**WRITTEN EXERCISE**
Go through the listing beneath this task and return every line that carries the string "Help".

**DATA PROVIDED**
--- Begin ---
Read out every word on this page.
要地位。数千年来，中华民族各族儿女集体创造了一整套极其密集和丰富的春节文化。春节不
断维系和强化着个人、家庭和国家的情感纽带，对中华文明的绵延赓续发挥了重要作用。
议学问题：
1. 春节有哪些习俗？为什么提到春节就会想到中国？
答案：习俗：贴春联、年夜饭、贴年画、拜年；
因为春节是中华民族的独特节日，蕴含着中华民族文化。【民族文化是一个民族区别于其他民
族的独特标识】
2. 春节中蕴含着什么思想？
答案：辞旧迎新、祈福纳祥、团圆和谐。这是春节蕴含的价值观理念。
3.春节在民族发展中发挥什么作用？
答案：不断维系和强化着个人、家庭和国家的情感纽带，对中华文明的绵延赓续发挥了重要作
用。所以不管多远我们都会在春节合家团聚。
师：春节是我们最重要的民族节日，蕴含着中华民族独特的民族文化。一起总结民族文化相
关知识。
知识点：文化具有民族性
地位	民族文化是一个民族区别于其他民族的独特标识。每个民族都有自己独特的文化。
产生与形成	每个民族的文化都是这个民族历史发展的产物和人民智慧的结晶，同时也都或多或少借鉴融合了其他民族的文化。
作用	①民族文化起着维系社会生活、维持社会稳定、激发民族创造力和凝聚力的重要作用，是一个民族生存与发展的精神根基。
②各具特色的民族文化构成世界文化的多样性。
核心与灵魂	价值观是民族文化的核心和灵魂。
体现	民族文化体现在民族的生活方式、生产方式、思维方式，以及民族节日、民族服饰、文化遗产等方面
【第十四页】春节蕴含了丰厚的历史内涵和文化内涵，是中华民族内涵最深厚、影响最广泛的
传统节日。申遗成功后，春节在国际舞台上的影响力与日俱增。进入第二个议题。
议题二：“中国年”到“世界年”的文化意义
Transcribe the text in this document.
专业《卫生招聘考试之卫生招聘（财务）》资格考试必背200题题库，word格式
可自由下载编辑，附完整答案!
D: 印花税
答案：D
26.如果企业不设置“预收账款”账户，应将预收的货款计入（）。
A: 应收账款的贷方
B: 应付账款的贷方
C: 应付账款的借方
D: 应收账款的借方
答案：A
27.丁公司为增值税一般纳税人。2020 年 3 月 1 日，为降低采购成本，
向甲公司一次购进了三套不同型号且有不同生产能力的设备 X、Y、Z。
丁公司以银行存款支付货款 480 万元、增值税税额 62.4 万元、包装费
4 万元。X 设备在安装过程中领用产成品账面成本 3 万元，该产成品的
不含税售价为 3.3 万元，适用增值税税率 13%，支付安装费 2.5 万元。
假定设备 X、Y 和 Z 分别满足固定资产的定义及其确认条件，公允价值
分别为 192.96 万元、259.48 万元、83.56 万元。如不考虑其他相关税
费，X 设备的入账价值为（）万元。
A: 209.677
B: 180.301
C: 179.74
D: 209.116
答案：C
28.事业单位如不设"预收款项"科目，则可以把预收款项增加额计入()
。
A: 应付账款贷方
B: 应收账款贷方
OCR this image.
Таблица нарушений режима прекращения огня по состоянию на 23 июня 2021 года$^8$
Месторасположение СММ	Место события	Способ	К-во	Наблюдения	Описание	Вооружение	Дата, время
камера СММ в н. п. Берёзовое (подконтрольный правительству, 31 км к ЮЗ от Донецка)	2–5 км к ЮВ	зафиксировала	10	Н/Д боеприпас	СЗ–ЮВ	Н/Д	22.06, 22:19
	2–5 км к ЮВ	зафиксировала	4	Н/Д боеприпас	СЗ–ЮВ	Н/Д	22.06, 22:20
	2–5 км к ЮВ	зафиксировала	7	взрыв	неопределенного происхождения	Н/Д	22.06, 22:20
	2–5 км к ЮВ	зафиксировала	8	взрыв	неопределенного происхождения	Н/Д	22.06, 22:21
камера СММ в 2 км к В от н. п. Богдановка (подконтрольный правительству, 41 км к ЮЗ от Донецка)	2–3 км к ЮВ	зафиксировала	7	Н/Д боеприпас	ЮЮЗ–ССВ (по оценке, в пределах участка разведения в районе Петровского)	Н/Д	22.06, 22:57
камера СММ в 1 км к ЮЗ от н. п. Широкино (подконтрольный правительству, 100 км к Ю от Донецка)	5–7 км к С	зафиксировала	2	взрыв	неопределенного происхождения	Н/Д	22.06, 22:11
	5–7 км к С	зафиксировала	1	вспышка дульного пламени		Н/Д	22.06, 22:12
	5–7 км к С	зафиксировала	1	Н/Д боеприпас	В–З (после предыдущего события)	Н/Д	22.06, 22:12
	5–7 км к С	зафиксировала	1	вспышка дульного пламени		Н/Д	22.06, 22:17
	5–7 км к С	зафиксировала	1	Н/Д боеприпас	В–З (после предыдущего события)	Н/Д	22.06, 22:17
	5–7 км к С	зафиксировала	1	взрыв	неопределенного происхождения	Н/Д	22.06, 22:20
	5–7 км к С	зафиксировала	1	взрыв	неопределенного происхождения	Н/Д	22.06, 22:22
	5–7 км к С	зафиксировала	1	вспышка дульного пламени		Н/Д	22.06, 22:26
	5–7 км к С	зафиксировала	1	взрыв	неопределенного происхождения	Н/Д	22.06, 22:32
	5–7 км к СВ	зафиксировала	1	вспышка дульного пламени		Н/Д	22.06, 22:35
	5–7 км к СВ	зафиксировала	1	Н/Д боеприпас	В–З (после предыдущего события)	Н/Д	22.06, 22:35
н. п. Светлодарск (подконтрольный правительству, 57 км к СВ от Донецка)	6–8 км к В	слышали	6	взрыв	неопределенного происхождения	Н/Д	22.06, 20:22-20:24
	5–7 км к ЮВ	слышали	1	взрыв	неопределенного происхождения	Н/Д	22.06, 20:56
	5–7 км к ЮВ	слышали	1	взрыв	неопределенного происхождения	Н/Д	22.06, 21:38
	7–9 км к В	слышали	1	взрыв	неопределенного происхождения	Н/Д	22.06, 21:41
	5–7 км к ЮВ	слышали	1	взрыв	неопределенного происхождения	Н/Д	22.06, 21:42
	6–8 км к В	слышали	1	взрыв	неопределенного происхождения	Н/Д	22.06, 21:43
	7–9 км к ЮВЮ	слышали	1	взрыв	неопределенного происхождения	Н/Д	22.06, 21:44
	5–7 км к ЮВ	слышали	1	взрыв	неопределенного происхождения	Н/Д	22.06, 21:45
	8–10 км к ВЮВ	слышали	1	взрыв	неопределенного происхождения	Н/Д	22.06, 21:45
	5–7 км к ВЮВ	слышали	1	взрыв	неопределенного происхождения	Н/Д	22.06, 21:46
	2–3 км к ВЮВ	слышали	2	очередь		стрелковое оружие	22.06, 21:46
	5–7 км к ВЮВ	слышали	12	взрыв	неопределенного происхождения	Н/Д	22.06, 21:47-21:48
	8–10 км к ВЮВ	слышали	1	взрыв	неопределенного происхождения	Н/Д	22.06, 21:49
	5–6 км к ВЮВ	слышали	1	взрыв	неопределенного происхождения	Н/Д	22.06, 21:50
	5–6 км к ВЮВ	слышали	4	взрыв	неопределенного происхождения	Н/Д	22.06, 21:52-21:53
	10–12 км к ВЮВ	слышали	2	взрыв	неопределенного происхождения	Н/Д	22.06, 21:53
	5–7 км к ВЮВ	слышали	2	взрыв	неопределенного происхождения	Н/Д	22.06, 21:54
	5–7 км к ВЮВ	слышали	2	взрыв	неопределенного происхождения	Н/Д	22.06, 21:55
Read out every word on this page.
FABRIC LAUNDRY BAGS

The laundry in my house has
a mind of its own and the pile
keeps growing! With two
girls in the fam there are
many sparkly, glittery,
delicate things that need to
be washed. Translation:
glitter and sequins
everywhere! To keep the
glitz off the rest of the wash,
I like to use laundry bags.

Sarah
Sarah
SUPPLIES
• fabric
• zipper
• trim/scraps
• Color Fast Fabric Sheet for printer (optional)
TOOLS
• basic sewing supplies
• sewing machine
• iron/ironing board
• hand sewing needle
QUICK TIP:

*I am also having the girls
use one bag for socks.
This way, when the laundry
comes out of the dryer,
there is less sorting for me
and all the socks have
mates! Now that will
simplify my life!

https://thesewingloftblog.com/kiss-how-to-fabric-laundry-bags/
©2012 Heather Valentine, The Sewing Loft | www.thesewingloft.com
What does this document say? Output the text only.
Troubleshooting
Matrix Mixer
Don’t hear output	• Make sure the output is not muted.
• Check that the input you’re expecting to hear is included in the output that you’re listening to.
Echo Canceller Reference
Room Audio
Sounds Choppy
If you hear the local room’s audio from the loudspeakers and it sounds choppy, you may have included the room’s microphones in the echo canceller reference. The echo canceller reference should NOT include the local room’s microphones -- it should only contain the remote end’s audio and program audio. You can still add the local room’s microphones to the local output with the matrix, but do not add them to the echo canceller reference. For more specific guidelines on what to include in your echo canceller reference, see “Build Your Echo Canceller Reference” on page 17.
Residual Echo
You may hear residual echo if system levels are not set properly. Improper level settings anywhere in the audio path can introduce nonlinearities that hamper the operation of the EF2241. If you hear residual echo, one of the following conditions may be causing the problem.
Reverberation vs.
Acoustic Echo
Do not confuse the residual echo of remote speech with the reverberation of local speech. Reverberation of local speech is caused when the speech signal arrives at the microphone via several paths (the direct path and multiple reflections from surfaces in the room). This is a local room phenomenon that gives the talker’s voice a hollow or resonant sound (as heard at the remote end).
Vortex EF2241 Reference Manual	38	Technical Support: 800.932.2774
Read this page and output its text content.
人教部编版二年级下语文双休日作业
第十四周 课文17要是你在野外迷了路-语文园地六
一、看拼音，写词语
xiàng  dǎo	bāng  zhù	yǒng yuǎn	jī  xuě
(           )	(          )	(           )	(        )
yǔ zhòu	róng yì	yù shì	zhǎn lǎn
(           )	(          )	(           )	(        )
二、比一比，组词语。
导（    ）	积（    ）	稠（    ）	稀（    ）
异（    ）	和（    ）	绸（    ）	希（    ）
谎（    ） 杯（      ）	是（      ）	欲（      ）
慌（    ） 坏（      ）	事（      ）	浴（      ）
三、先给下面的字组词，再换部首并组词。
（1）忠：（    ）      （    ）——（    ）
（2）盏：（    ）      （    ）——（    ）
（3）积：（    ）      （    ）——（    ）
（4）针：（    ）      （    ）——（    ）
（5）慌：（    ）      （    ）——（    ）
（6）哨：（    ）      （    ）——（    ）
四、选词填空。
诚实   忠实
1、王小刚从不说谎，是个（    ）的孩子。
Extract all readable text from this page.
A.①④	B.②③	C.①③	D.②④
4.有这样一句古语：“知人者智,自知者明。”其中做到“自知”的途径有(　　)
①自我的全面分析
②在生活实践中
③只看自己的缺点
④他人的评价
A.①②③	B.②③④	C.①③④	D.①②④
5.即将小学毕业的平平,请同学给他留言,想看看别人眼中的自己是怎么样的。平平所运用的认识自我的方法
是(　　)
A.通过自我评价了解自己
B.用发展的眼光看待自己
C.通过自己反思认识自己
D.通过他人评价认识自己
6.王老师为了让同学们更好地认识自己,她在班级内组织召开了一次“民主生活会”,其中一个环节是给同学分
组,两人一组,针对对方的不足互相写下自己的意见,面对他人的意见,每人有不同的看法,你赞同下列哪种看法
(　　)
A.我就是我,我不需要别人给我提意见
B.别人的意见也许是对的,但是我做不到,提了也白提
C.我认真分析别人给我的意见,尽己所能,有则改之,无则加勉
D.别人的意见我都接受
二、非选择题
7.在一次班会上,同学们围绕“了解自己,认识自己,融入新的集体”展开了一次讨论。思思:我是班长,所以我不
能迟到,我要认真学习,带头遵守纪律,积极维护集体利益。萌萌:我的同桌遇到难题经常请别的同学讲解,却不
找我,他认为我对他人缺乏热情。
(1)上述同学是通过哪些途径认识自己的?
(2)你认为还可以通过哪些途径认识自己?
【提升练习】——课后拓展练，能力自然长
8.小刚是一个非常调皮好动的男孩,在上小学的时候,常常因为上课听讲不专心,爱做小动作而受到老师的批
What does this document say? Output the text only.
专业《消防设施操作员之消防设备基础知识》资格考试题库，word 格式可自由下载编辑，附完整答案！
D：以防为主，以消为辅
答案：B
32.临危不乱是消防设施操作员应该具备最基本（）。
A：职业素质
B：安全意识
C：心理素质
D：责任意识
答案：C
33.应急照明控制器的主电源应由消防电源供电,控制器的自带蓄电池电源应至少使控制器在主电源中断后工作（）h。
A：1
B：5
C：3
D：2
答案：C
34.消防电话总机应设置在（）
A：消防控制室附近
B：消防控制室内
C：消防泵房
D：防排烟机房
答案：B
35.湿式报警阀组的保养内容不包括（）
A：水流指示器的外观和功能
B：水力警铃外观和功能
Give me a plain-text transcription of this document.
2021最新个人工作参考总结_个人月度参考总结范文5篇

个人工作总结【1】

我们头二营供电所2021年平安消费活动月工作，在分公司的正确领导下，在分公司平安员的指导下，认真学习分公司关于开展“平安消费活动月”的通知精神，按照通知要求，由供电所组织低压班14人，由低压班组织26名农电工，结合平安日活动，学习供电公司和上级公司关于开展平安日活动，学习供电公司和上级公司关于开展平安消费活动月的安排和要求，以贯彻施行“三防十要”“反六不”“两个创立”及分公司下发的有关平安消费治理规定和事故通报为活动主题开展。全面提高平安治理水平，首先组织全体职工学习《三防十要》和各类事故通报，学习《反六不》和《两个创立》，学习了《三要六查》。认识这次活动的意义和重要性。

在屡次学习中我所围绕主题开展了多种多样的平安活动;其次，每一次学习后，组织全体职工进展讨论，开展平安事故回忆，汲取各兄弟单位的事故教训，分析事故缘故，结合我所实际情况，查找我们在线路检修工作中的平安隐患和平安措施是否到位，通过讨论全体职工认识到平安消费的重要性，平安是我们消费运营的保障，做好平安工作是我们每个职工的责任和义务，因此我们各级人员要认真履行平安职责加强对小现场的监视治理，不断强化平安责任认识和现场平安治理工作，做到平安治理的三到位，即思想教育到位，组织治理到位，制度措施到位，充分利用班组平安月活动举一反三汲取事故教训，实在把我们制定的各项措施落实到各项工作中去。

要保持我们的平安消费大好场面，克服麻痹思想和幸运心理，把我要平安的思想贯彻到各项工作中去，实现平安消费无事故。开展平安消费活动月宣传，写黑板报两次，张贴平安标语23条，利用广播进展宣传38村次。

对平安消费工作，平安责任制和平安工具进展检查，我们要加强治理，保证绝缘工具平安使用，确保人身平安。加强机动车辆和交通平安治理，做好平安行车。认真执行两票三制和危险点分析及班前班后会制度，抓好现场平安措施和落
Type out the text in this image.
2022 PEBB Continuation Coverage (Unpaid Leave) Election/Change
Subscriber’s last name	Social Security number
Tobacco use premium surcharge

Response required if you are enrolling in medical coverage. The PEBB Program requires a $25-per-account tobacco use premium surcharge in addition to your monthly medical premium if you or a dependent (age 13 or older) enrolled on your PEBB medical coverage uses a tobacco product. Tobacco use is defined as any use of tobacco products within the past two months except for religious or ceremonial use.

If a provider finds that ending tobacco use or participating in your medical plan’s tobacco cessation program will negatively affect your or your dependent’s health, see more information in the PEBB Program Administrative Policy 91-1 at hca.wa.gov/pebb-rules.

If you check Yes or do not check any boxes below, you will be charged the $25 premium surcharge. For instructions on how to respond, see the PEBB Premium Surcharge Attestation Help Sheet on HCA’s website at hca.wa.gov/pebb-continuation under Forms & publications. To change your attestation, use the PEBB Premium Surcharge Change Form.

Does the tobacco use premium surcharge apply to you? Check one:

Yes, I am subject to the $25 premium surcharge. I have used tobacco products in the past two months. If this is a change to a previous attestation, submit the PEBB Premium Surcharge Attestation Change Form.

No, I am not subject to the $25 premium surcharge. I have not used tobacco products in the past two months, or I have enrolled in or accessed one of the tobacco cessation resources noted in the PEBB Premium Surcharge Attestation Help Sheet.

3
--- End ---
**COMPLETED EXERCISE**
If you check Yes or do not check any boxes below, you will be charged the $25 premium surcharge. For instructions on how to respond, see the PEBB Premium Surcharge Attestation Help Sheet on HCA’s website at hca.wa.gov/pebb-continuation under Forms & publications. To change your attestation, use the PEBB Premium Surcharge Change Form.
No, I am not subject to the $25 premium surcharge. I have not used tobacco products in the past two months, or I have enrolled in or accessed one of the tobacco cessation resources noted in the PEBB Premium Surcharge Attestation Help Sheet.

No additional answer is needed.